→ EXERCISE DETAILS:
Filter the entries below, keeping only lines with the word "this".

..............................

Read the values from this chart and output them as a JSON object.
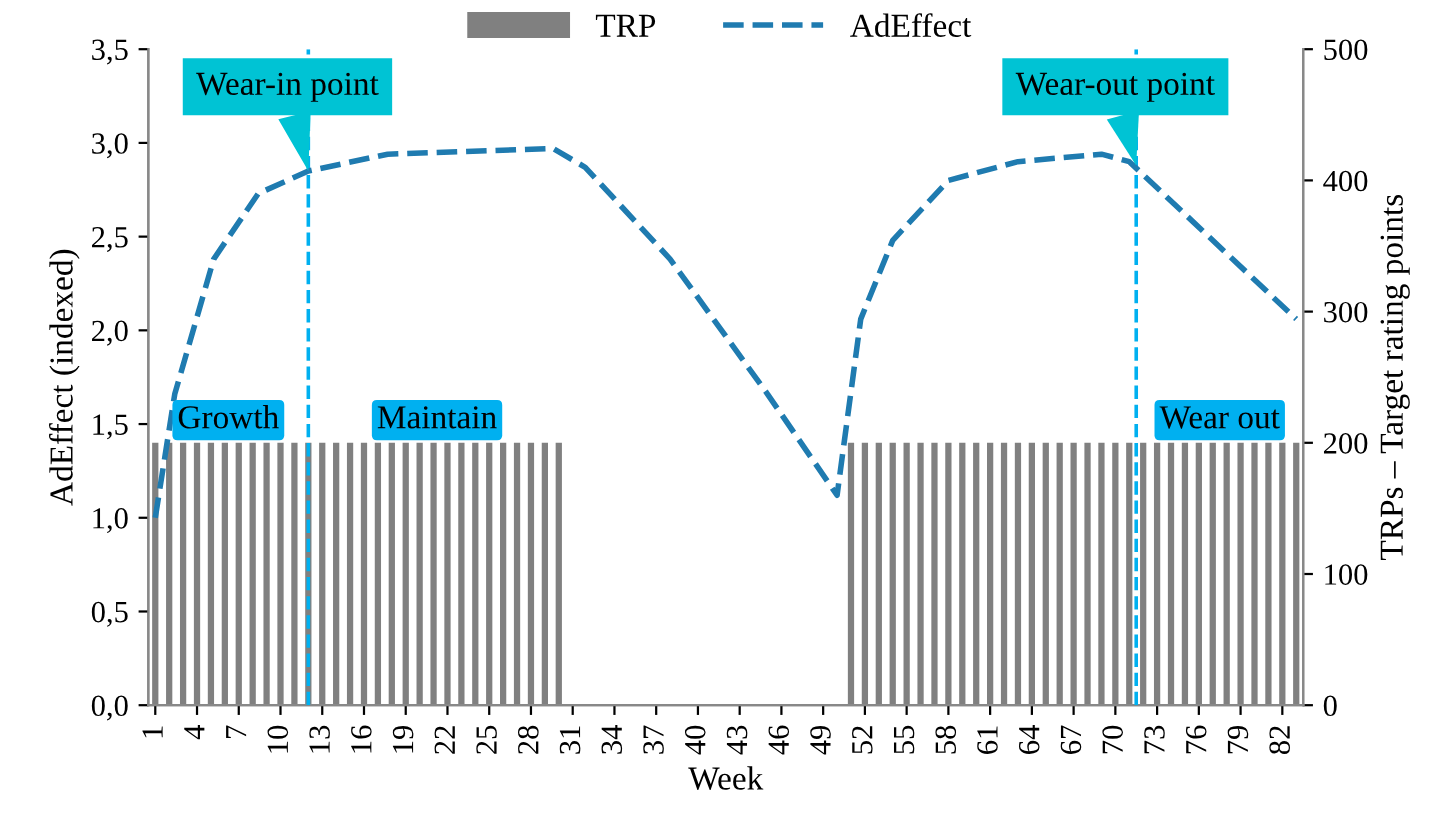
{
  "chart_data": {
    "type": "bar",
    "xlabel": "Week",
    "ylabel": "AdEffect (indexed)",
    "y2label": "TRPs – Target rating points",
    "x": [
      1,
      2,
      3,
      4,
      5,
      6,
      7,
      8,
      9,
      10,
      11,
      12,
      13,
      14,
      15,
      16,
      17,
      18,
      19,
      20,
      21,
      22,
      23,
      24,
      25,
      26,
      27,
      28,
      29,
      30,
      31,
      32,
      33,
      34,
      35,
      36,
      37,
      38,
      39,
      40,
      41,
      42,
      43,
      44,
      45,
      46,
      47,
      48,
      49,
      50,
      51,
      52,
      53,
      54,
      55,
      56,
      57,
      58,
      59,
      60,
      61,
      62,
      63,
      64,
      65,
      66,
      67,
      68,
      69,
      70,
      71,
      72,
      73,
      74,
      75,
      76,
      77,
      78,
      79,
      80,
      81,
      82,
      83
    ],
    "xlim": [
      0.5,
      83.5
    ],
    "xticks": [
      1,
      4,
      7,
      10,
      13,
      16,
      19,
      22,
      25,
      28,
      31,
      34,
      37,
      40,
      43,
      46,
      49,
      52,
      55,
      58,
      61,
      64,
      67,
      70,
      73,
      76,
      79,
      82
    ],
    "ylim": [
      0,
      3.5
    ],
    "yticks": [
      {
        "value": 0,
        "label": "0,0"
      },
      {
        "value": 0.5,
        "label": "0,5"
      },
      {
        "value": 1,
        "label": "1,0"
      },
      {
        "value": 1.5,
        "label": "1,5"
      },
      {
        "value": 2,
        "label": "2,0"
      },
      {
        "value": 2.5,
        "label": "2,5"
      },
      {
        "value": 3,
        "label": "3,0"
      },
      {
        "value": 3.5,
        "label": "3,5"
      }
    ],
    "y2lim": [
      0,
      500
    ],
    "y2ticks": [
      0,
      100,
      200,
      300,
      400,
      500
    ],
    "series": [
      {
        "name": "TRP",
        "axis": "y2",
        "color": "#808080",
        "values": [
          200,
          200,
          200,
          200,
          200,
          200,
          200,
          200,
          200,
          200,
          200,
          200,
          200,
          200,
          200,
          200,
          200,
          200,
          200,
          200,
          200,
          200,
          200,
          200,
          200,
          200,
          200,
          200,
          200,
          200,
          0,
          0,
          0,
          0,
          0,
          0,
          0,
          0,
          0,
          0,
          0,
          0,
          0,
          0,
          0,
          0,
          0,
          0,
          0,
          0,
          200,
          200,
          200,
          200,
          200,
          200,
          200,
          200,
          200,
          200,
          200,
          200,
          200,
          200,
          200,
          200,
          200,
          200,
          200,
          200,
          200,
          200,
          200,
          200,
          200,
          200,
          200,
          200,
          200,
          200,
          200,
          200,
          200
        ]
      },
      {
        "name": "AdEffect",
        "type": "line",
        "color": "#1f7bb0",
        "line_style": "dashed",
        "x": [
          1,
          2.4,
          5.2,
          8.4,
          12,
          17.7,
          29.6,
          31.9,
          38,
          45,
          50,
          51.7,
          54,
          58,
          63,
          69,
          71,
          83
        ],
        "values": [
          1.0,
          1.66,
          2.38,
          2.73,
          2.85,
          2.94,
          2.97,
          2.87,
          2.38,
          1.66,
          1.12,
          2.06,
          2.48,
          2.8,
          2.9,
          2.94,
          2.9,
          2.06
        ]
      }
    ],
    "ref_lines": [
      {
        "axis": "x",
        "value": 12,
        "color": "#00b0f0",
        "line_style": "dashed"
      },
      {
        "axis": "x",
        "value": 71.5,
        "color": "#00b0f0",
        "line_style": "dashed"
      }
    ],
    "annotations": [
      {
        "text": "Wear-in point",
        "x": 12,
        "y": 2.85
      },
      {
        "text": "Wear-out point",
        "x": 71.5,
        "y": 2.88
      },
      "Growth",
      "Maintain",
      "Wear out"
    ],
    "legend": "top",
    "grid": false,
    "marker": "none"
  }
}
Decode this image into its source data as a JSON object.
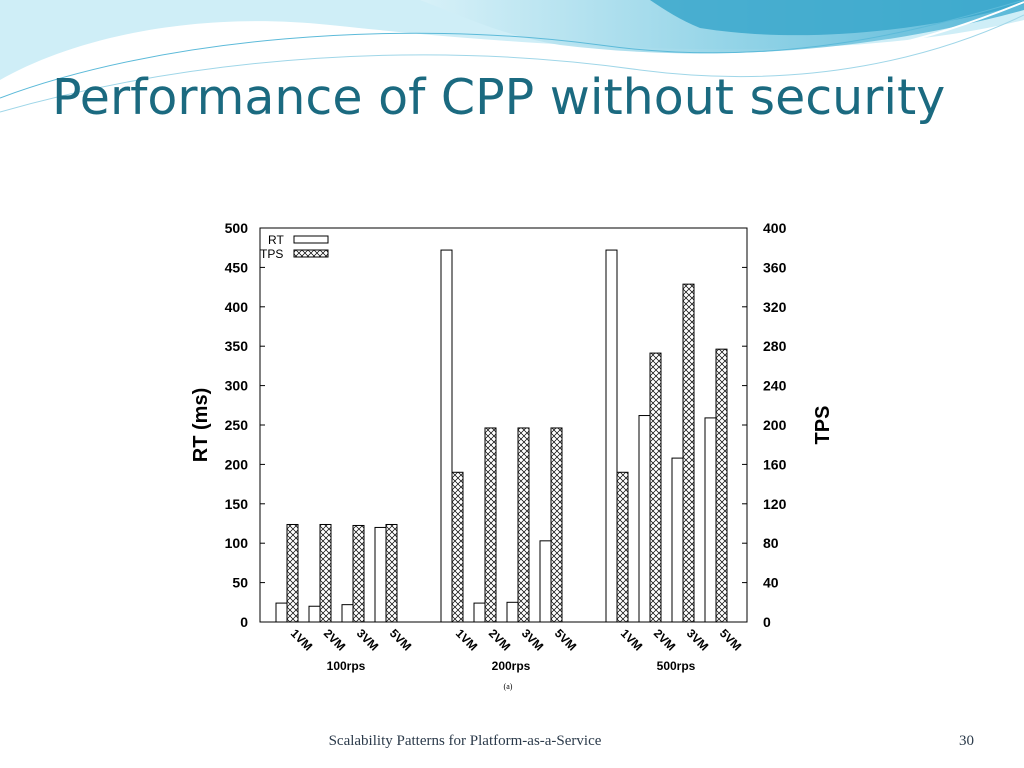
{
  "slide": {
    "title": "Performance of CPP without security",
    "footer": "Scalability Patterns for Platform-as-a-Service",
    "page_number": "30",
    "colors": {
      "title": "#1b6a80",
      "wave_light": "#bfe6f2",
      "wave_mid": "#79c8e0",
      "wave_dark": "#2f9fc4"
    }
  },
  "chart_data": {
    "type": "bar",
    "caption": "(a)",
    "groups": [
      "100rps",
      "200rps",
      "500rps"
    ],
    "categories": [
      "1VM",
      "2VM",
      "3VM",
      "5VM"
    ],
    "ylabel_left": "RT (ms)",
    "ylabel_right": "TPS",
    "ylim_left": [
      0,
      500
    ],
    "ylim_right": [
      0,
      400
    ],
    "yticks_left": [
      "0",
      "50",
      "100",
      "150",
      "200",
      "250",
      "300",
      "350",
      "400",
      "450",
      "500"
    ],
    "yticks_right": [
      "0",
      "40",
      "80",
      "120",
      "160",
      "200",
      "240",
      "280",
      "320",
      "360",
      "400"
    ],
    "legend_position": "top-left",
    "grid": false,
    "series": [
      {
        "name": "RT",
        "axis": "left",
        "pattern": "open",
        "values": [
          [
            24,
            20,
            22,
            120
          ],
          [
            472,
            24,
            25,
            103
          ],
          [
            472,
            262,
            208,
            259
          ]
        ]
      },
      {
        "name": "TPS",
        "axis": "right",
        "pattern": "crosshatch",
        "values": [
          [
            99,
            99,
            98,
            99
          ],
          [
            152,
            197,
            197,
            197
          ],
          [
            152,
            273,
            343,
            277
          ]
        ]
      }
    ]
  }
}
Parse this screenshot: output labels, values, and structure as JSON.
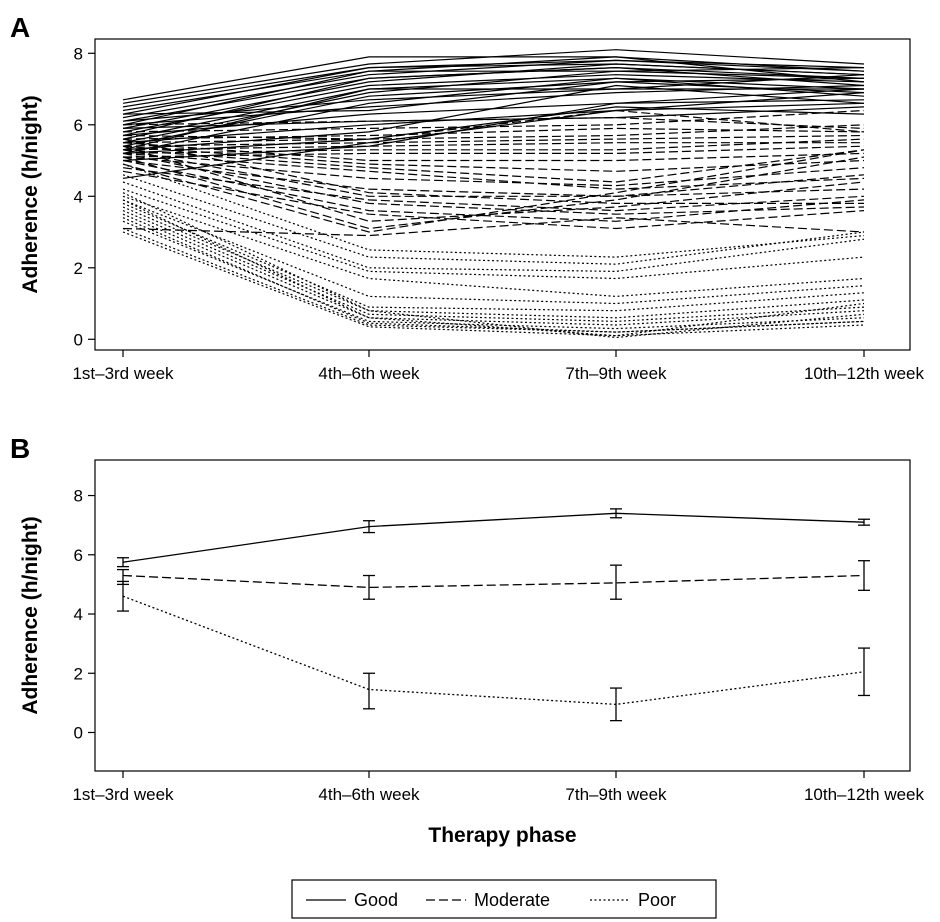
{
  "chart_data": [
    {
      "panel": "A",
      "type": "line",
      "ylabel": "Adherence (h/night)",
      "ylim": [
        -0.3,
        8.4
      ],
      "yticks": [
        0,
        2,
        4,
        6,
        8
      ],
      "categories": [
        "1st–3rd week",
        "4th–6th week",
        "7th–9th week",
        "10th–12th week"
      ],
      "grid": false,
      "groups": [
        {
          "name": "Good",
          "style": "solid",
          "series": [
            [
              6.7,
              7.9,
              7.9,
              7.2
            ],
            [
              6.6,
              7.7,
              8.1,
              7.7
            ],
            [
              6.5,
              7.6,
              7.8,
              7.6
            ],
            [
              6.4,
              7.5,
              7.9,
              7.5
            ],
            [
              6.3,
              7.6,
              7.7,
              7.4
            ],
            [
              6.2,
              7.4,
              7.8,
              7.5
            ],
            [
              6.1,
              7.3,
              7.6,
              7.3
            ],
            [
              6.0,
              7.5,
              7.5,
              7.6
            ],
            [
              5.9,
              7.2,
              7.7,
              7.4
            ],
            [
              5.8,
              7.1,
              7.4,
              7.2
            ],
            [
              5.7,
              7.3,
              7.6,
              7.1
            ],
            [
              5.6,
              7.0,
              7.3,
              7.0
            ],
            [
              5.5,
              6.9,
              7.5,
              7.3
            ],
            [
              5.4,
              6.8,
              7.2,
              6.9
            ],
            [
              5.3,
              7.0,
              7.0,
              7.4
            ],
            [
              5.2,
              6.6,
              7.3,
              6.8
            ],
            [
              6.0,
              6.5,
              6.9,
              7.1
            ],
            [
              5.7,
              6.3,
              6.6,
              6.7
            ],
            [
              5.5,
              6.0,
              6.4,
              6.9
            ],
            [
              5.3,
              5.8,
              7.1,
              6.6
            ],
            [
              5.9,
              6.1,
              6.2,
              6.5
            ],
            [
              5.2,
              5.6,
              6.5,
              6.3
            ],
            [
              5.0,
              5.4,
              6.6,
              7.0
            ],
            [
              4.5,
              5.5,
              6.4,
              6.6
            ],
            [
              6.3,
              6.4,
              7.2,
              7.3
            ],
            [
              6.1,
              6.7,
              7.0,
              7.0
            ]
          ]
        },
        {
          "name": "Moderate",
          "style": "dashed",
          "series": [
            [
              6.0,
              6.1,
              6.2,
              5.9
            ],
            [
              5.8,
              5.9,
              6.0,
              6.4
            ],
            [
              5.6,
              5.7,
              5.9,
              5.8
            ],
            [
              5.5,
              5.6,
              5.7,
              6.0
            ],
            [
              5.4,
              5.5,
              5.6,
              5.7
            ],
            [
              5.3,
              5.4,
              5.5,
              5.5
            ],
            [
              5.2,
              5.3,
              5.3,
              5.6
            ],
            [
              5.1,
              5.2,
              5.2,
              5.4
            ],
            [
              5.5,
              5.0,
              5.0,
              5.2
            ],
            [
              5.4,
              4.9,
              4.7,
              5.0
            ],
            [
              5.3,
              4.8,
              4.4,
              5.3
            ],
            [
              5.2,
              4.7,
              4.2,
              4.5
            ],
            [
              5.1,
              4.5,
              4.3,
              4.8
            ],
            [
              5.0,
              4.2,
              4.0,
              4.2
            ],
            [
              5.3,
              4.0,
              4.0,
              4.6
            ],
            [
              5.6,
              4.1,
              3.8,
              3.8
            ],
            [
              4.8,
              3.9,
              3.6,
              4.0
            ],
            [
              5.2,
              3.8,
              3.5,
              3.7
            ],
            [
              5.0,
              3.6,
              3.3,
              3.9
            ],
            [
              4.7,
              3.5,
              3.1,
              3.6
            ],
            [
              5.4,
              3.3,
              3.7,
              4.4
            ],
            [
              5.1,
              3.1,
              3.9,
              5.1
            ],
            [
              4.9,
              3.0,
              4.1,
              5.3
            ],
            [
              3.1,
              2.9,
              3.4,
              3.0
            ],
            [
              5.7,
              5.6,
              6.4,
              5.8
            ]
          ]
        },
        {
          "name": "Poor",
          "style": "dotted",
          "series": [
            [
              4.9,
              2.5,
              2.3,
              2.9
            ],
            [
              4.6,
              2.3,
              2.1,
              3.0
            ],
            [
              4.4,
              2.0,
              1.9,
              2.8
            ],
            [
              4.2,
              1.9,
              1.7,
              2.3
            ],
            [
              4.0,
              1.7,
              1.2,
              1.7
            ],
            [
              3.9,
              1.2,
              1.0,
              1.5
            ],
            [
              3.8,
              0.9,
              0.8,
              1.3
            ],
            [
              3.7,
              0.8,
              0.6,
              1.1
            ],
            [
              3.6,
              0.7,
              0.5,
              0.9
            ],
            [
              3.5,
              0.6,
              0.4,
              0.8
            ],
            [
              3.3,
              0.5,
              0.3,
              0.6
            ],
            [
              3.1,
              0.4,
              0.2,
              0.5
            ],
            [
              3.0,
              0.35,
              0.1,
              0.4
            ],
            [
              4.1,
              0.8,
              0.05,
              0.7
            ],
            [
              3.9,
              0.6,
              0.1,
              1.0
            ],
            [
              3.4,
              0.45,
              0.2,
              0.5
            ]
          ]
        }
      ]
    },
    {
      "panel": "B",
      "type": "line",
      "ylabel": "Adherence (h/night)",
      "xlabel": "Therapy phase",
      "ylim": [
        -1.3,
        9.2
      ],
      "yticks": [
        0,
        2,
        4,
        6,
        8
      ],
      "categories": [
        "1st–3rd week",
        "4th–6th week",
        "7th–9th week",
        "10th–12th week"
      ],
      "grid": false,
      "series": [
        {
          "name": "Good",
          "style": "solid",
          "values": [
            5.75,
            6.95,
            7.4,
            7.1
          ],
          "err_low": [
            5.6,
            6.75,
            7.25,
            7.0
          ],
          "err_high": [
            5.9,
            7.15,
            7.55,
            7.2
          ]
        },
        {
          "name": "Moderate",
          "style": "dashed",
          "values": [
            5.3,
            4.9,
            5.05,
            5.3
          ],
          "err_low": [
            5.0,
            4.5,
            4.5,
            4.8
          ],
          "err_high": [
            5.5,
            5.3,
            5.65,
            5.8
          ]
        },
        {
          "name": "Poor",
          "style": "dotted",
          "values": [
            4.6,
            1.45,
            0.95,
            2.05
          ],
          "err_low": [
            4.1,
            0.8,
            0.4,
            1.25
          ],
          "err_high": [
            5.1,
            2.0,
            1.5,
            2.85
          ]
        }
      ]
    }
  ],
  "legend": {
    "position": "bottom-center",
    "items": [
      {
        "label": "Good",
        "style": "solid"
      },
      {
        "label": "Moderate",
        "style": "dashed"
      },
      {
        "label": "Poor",
        "style": "dotted"
      }
    ]
  },
  "panel_letters": [
    "A",
    "B"
  ]
}
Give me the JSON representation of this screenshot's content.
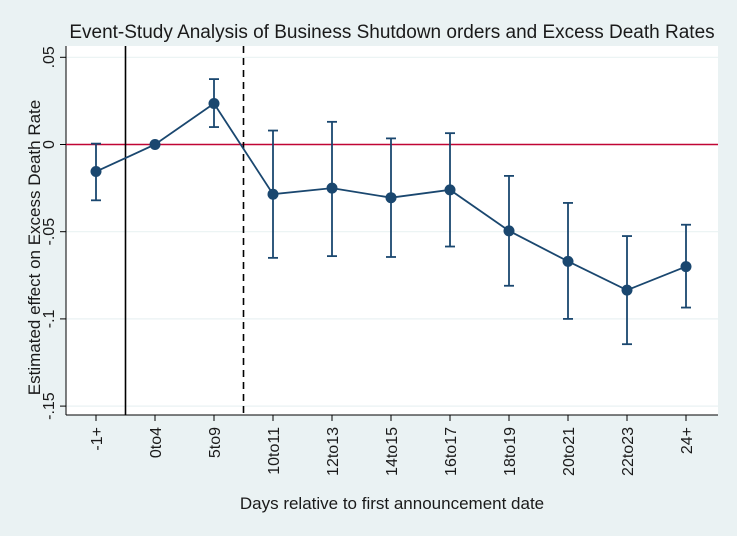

..............................

→ TASK RESULT:
Read the values from this chart and output them as a JSON object.
Decode this image into its source data as a JSON object.
Parse this screenshot: output labels, values, and structure as JSON.
Give me the JSON representation of this screenshot's content.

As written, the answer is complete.